Request
Copy out all the lines in the records that include the word "image".

/---

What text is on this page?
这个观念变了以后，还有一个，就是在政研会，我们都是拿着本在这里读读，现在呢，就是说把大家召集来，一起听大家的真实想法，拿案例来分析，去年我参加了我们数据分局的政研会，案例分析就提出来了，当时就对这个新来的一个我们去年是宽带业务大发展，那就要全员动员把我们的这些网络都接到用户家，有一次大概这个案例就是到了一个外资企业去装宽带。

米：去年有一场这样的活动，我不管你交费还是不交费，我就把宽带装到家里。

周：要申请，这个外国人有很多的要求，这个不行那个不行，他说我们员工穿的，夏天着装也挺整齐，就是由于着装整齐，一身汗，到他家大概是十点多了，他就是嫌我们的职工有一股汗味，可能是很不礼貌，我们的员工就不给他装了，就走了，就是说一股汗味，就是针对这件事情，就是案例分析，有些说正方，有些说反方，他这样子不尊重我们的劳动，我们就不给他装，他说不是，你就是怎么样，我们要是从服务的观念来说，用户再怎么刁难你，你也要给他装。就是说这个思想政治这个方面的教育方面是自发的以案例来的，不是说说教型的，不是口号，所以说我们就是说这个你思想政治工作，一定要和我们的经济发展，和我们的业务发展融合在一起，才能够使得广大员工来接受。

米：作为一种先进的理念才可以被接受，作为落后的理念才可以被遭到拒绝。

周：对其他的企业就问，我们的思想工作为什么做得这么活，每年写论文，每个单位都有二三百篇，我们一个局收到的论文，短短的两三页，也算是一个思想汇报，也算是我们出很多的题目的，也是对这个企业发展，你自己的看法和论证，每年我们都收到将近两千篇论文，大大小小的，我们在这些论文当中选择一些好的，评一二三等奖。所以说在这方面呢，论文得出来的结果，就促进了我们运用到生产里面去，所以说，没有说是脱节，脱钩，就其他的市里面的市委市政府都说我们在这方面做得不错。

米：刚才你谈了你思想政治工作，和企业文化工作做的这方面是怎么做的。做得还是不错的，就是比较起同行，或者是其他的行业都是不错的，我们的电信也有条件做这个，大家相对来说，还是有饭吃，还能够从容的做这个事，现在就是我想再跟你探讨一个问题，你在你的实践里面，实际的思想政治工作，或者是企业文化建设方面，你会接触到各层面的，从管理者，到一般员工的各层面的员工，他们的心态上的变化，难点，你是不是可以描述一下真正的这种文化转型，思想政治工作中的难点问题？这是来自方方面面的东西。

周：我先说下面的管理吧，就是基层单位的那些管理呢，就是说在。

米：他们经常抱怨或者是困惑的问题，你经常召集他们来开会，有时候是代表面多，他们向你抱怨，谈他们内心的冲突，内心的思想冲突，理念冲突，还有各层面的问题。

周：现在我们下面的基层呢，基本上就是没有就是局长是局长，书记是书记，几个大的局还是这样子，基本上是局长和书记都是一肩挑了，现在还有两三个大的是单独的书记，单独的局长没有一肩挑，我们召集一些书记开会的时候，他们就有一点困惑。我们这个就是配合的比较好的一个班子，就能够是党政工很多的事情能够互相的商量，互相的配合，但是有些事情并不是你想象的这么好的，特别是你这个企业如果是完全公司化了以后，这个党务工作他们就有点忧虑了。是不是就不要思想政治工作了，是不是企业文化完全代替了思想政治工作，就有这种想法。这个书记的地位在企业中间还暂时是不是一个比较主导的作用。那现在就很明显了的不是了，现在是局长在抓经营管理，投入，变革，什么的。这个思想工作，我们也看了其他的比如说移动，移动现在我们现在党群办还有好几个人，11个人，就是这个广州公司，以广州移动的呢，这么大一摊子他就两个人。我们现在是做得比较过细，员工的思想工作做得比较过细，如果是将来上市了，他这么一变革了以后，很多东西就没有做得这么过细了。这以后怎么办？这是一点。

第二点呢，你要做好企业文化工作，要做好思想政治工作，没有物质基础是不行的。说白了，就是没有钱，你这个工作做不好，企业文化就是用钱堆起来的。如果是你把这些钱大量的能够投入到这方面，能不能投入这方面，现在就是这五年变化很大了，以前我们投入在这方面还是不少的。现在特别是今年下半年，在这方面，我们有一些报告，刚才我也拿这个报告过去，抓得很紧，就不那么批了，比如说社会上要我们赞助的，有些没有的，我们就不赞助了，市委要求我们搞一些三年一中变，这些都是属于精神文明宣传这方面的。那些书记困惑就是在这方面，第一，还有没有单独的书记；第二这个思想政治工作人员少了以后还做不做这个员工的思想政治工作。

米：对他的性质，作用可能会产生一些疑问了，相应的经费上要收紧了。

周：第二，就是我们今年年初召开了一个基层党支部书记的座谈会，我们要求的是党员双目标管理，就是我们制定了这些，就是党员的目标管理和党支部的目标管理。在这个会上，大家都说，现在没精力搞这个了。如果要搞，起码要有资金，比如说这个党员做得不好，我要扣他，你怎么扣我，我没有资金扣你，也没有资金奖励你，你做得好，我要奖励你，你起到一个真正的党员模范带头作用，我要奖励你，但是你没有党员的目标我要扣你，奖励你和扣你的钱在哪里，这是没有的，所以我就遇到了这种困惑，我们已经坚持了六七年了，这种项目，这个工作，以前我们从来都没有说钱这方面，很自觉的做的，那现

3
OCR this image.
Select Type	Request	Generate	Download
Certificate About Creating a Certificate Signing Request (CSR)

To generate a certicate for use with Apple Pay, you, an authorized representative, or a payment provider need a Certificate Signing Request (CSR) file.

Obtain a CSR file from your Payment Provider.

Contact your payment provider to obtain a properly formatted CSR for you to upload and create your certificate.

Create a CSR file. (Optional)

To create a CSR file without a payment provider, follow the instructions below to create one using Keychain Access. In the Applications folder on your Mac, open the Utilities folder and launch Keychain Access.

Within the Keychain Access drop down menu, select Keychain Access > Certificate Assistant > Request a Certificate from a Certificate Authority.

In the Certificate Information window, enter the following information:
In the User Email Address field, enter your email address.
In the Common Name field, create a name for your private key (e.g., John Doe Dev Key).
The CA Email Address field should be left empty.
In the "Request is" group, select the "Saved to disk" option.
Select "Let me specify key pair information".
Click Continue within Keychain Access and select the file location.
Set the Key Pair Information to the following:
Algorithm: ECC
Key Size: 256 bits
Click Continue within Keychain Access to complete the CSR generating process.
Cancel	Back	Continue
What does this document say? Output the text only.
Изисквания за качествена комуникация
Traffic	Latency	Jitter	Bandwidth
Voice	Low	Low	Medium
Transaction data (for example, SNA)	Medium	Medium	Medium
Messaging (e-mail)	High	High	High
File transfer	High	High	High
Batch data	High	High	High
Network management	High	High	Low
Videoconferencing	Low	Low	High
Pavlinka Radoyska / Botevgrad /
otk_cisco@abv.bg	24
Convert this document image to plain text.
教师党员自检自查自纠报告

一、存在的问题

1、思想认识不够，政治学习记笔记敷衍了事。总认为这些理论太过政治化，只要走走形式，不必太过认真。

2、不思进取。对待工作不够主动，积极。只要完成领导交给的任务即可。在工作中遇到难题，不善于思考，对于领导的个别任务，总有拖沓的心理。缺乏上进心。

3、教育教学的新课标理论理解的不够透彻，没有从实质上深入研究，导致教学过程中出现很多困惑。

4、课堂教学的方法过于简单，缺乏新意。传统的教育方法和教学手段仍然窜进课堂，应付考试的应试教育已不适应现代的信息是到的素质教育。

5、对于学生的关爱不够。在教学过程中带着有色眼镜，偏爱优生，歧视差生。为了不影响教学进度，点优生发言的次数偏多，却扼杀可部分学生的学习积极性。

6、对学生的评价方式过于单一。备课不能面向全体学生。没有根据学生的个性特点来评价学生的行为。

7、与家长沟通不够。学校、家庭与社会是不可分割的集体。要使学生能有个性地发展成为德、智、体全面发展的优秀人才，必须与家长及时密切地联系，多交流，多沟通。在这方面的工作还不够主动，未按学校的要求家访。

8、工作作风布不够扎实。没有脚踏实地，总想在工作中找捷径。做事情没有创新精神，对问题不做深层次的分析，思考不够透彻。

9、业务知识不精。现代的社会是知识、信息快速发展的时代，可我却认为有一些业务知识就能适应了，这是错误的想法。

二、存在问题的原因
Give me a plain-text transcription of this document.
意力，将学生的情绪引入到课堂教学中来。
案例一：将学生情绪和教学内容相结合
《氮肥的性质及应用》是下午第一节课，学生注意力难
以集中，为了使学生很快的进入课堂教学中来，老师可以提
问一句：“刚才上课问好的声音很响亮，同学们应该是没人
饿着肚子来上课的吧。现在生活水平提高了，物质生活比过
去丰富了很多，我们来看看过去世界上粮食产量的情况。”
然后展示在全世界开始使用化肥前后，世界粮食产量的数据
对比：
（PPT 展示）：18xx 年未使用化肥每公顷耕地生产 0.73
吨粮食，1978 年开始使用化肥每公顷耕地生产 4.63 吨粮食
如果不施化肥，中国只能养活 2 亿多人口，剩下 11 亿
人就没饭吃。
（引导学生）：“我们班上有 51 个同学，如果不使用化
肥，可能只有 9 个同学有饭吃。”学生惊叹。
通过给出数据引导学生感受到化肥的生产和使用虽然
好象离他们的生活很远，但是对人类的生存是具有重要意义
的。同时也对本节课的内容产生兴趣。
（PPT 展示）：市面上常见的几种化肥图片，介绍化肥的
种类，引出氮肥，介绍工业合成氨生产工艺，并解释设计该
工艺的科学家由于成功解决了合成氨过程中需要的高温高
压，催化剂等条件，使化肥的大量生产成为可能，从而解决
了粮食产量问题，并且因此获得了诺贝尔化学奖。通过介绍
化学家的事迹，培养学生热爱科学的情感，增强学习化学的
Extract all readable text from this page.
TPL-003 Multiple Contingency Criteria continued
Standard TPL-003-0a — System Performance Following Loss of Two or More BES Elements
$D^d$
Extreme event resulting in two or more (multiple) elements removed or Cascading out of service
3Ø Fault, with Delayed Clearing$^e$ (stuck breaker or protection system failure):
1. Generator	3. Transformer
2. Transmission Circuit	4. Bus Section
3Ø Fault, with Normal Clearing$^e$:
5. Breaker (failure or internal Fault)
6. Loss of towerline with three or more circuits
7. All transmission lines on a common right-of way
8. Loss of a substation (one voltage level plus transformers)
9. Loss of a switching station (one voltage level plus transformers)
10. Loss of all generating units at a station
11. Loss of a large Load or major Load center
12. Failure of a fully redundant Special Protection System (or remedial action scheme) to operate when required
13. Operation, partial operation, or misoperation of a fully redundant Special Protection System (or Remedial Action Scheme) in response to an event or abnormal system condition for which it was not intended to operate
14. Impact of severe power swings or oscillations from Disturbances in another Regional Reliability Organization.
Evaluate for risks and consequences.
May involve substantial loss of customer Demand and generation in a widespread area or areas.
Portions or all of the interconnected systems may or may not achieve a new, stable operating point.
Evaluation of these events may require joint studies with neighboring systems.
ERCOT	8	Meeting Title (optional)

\---

Answer to the exercise
OCR this image.
Convert this document image to plain text.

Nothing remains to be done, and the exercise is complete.